- Records provided:
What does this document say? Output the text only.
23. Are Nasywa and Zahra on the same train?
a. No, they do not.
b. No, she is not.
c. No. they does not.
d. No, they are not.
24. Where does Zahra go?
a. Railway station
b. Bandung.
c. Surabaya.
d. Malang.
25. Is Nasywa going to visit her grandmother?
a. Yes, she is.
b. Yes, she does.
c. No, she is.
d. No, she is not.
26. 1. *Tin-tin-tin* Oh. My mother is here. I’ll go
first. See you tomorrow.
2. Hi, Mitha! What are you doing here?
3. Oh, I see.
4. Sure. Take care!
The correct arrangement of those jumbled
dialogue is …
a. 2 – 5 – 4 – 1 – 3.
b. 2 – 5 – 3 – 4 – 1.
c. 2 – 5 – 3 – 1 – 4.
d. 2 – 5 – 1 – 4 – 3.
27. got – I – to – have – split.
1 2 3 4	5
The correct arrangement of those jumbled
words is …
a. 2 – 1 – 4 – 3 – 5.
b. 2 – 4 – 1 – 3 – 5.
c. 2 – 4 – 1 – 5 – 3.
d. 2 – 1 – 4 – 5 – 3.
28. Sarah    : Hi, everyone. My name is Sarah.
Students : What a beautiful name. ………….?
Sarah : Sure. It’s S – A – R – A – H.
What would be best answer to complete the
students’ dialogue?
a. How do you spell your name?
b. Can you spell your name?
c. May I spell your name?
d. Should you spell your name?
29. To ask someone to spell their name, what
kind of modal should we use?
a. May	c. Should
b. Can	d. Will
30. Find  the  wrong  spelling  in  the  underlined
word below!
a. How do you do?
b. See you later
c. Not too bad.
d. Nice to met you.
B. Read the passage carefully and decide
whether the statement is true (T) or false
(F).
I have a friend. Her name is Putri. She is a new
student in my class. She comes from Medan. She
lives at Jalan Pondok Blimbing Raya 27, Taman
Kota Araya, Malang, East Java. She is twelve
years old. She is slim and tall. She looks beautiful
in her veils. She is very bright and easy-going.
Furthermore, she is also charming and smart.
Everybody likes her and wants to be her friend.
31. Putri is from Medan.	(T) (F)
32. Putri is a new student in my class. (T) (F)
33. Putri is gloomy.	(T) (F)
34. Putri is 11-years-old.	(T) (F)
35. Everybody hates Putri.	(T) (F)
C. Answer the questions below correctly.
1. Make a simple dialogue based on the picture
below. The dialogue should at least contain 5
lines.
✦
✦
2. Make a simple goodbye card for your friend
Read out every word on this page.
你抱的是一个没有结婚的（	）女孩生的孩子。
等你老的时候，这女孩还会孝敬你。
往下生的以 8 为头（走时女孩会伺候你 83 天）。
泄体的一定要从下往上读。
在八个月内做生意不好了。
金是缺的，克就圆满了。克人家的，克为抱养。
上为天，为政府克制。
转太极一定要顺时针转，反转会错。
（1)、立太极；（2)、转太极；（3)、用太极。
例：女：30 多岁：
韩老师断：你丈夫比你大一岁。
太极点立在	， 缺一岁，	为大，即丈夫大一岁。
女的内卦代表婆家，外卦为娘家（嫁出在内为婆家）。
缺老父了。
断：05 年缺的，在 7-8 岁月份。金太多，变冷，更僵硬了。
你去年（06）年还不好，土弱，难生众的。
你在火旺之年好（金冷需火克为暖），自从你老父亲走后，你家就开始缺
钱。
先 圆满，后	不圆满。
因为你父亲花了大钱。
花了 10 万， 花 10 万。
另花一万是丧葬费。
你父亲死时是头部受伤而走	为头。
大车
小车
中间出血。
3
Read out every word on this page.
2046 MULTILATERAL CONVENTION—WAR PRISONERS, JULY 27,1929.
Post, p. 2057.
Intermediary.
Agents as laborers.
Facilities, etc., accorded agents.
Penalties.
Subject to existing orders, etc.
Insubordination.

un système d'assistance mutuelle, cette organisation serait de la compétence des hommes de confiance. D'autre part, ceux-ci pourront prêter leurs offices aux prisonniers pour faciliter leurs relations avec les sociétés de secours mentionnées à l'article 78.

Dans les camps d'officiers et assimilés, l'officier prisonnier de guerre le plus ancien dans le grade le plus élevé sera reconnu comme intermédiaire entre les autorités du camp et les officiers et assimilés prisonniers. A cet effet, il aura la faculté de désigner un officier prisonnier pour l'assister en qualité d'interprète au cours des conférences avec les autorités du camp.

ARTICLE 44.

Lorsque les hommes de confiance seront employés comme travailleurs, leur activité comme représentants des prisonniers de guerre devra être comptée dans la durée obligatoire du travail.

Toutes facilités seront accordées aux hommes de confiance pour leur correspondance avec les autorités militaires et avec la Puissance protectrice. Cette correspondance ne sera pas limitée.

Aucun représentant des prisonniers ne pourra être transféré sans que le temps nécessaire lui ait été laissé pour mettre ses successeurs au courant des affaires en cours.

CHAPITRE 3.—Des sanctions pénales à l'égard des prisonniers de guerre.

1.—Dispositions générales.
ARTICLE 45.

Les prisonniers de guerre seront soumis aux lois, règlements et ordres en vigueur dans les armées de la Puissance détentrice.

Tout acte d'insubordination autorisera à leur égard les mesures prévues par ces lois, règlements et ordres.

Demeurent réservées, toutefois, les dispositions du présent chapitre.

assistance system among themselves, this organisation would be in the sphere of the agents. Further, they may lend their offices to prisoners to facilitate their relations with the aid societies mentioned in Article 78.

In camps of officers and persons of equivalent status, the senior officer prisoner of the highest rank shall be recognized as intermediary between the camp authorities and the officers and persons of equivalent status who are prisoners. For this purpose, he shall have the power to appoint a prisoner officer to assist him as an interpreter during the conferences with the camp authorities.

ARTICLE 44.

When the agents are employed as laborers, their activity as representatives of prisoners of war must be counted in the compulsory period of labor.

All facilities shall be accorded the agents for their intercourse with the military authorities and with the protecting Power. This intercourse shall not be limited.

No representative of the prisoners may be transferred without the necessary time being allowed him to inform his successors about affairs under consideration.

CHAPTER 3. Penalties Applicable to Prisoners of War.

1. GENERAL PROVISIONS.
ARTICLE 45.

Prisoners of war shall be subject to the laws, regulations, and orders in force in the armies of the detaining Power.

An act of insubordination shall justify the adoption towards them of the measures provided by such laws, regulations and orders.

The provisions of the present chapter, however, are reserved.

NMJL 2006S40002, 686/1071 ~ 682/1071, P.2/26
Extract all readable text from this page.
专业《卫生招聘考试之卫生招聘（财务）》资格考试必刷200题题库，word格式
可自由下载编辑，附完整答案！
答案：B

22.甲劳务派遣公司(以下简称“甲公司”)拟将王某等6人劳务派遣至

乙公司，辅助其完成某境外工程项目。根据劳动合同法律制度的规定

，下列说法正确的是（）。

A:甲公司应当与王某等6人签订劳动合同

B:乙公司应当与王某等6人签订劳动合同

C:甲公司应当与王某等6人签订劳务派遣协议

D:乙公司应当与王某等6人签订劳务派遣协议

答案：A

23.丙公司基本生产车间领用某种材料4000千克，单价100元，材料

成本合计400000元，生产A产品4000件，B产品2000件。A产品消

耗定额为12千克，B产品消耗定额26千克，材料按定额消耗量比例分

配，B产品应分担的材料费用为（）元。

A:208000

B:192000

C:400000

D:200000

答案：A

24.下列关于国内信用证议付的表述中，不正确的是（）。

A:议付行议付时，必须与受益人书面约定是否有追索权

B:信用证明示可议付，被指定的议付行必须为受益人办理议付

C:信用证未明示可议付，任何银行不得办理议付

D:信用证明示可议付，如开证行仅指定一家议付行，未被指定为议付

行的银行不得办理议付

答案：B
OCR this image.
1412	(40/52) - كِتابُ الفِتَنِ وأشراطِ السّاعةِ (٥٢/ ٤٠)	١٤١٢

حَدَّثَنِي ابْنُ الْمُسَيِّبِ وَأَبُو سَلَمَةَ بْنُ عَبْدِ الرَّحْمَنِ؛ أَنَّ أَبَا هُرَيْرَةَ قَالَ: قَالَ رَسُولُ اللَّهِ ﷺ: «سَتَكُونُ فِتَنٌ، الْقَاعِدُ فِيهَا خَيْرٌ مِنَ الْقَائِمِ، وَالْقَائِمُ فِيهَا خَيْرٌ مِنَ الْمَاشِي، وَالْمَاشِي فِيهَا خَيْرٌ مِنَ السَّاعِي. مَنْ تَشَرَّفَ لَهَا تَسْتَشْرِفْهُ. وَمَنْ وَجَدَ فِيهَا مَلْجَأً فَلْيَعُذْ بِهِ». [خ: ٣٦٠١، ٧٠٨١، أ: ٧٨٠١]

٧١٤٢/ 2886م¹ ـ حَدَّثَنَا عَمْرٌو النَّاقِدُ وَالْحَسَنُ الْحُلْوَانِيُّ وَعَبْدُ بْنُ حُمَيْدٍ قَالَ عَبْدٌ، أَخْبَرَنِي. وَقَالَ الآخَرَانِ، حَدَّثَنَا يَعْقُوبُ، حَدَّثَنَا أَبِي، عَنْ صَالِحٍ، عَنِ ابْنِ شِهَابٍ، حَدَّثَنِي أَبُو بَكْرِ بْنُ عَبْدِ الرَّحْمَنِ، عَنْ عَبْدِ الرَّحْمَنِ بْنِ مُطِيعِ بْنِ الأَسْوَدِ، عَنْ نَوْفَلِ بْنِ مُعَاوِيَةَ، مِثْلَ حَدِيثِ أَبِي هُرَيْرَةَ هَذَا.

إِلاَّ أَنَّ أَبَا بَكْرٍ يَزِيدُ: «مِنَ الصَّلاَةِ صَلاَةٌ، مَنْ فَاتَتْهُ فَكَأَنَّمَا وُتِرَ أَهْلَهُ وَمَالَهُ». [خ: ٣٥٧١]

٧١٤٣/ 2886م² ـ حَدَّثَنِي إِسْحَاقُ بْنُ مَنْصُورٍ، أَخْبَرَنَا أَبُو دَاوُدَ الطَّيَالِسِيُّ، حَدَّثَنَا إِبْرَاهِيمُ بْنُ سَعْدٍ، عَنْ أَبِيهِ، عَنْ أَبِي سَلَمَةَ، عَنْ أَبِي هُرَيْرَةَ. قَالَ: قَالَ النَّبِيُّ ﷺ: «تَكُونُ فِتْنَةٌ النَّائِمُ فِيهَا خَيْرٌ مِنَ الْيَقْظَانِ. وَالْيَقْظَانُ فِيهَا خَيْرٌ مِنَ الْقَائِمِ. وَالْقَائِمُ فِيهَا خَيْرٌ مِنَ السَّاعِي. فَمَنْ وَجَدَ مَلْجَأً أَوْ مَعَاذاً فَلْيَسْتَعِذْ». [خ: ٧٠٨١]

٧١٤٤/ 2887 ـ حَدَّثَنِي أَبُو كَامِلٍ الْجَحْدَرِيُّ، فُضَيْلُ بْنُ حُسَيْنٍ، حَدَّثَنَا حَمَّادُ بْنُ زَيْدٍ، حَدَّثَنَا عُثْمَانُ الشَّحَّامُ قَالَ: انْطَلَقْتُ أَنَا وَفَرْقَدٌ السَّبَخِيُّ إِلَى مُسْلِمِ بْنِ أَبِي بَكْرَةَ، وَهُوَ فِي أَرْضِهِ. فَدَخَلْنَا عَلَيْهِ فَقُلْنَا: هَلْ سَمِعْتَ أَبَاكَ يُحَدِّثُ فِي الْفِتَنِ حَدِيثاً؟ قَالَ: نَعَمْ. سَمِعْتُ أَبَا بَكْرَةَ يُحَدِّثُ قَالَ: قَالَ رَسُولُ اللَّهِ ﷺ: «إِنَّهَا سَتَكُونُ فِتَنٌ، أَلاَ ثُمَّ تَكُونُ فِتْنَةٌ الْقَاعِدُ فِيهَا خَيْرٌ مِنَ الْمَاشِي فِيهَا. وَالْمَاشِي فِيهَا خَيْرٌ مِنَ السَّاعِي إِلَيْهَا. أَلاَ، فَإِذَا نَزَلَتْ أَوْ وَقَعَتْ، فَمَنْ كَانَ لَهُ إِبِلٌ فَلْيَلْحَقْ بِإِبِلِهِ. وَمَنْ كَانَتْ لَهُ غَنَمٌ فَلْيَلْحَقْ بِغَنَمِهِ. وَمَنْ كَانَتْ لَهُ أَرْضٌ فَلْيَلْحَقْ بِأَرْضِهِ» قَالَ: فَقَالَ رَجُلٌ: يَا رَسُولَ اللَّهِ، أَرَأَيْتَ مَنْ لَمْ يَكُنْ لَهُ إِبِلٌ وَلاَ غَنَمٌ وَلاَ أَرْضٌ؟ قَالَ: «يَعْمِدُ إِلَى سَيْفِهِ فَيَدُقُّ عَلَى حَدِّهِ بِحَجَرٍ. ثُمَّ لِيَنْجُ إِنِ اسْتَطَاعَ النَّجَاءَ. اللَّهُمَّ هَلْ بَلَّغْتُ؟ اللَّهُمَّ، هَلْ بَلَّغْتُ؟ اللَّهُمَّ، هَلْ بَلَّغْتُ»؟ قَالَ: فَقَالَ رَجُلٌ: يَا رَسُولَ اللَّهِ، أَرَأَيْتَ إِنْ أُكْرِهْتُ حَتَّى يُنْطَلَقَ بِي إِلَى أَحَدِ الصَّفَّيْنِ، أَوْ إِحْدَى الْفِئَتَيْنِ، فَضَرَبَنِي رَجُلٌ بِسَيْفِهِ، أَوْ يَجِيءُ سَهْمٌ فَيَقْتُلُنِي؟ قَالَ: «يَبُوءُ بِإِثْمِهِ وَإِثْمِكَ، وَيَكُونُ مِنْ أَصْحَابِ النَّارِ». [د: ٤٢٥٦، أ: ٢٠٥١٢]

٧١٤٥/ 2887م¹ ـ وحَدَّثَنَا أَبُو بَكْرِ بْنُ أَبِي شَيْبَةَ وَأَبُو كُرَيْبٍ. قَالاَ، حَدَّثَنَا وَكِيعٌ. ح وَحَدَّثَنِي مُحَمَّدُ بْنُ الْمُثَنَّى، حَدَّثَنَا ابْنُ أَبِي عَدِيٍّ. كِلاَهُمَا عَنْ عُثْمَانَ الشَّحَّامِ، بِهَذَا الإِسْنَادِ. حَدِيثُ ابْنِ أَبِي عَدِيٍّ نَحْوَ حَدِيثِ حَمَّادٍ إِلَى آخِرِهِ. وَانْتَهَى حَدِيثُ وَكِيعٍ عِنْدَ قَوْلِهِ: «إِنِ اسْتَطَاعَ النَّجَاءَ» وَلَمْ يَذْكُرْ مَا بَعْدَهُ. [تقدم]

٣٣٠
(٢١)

- Written exercise:
Scan the lines for the string "pour". Pick out every line that has it.

- Answer to this task:
un système d'assistance mutuelle, cette organisation serait de la compétence des hommes de confiance. D'autre part, ceux-ci pourront prêter leurs offices aux prisonniers pour faciliter leurs relations avec les sociétés de secours mentionnées à l'article 78.
Dans les camps d'officiers et assimilés, l'officier prisonnier de guerre le plus ancien dans le grade le plus élevé sera reconnu comme intermédiaire entre les autorités du camp et les officiers et assimilés prisonniers. A cet effet, il aura la faculté de désigner un officier prisonnier pour l'assister en qualité d'interprète au cours des conférences avec les autorités du camp.
Toutes facilités seront accordées aux hommes de confiance pour leur correspondance avec les autorités militaires et avec la Puissance protectrice. Cette correspondance ne sera pas limitée.
Aucun représentant des prisonniers ne pourra être transféré sans que le temps nécessaire lui ait été laissé pour mettre ses successeurs au courant des affaires en cours.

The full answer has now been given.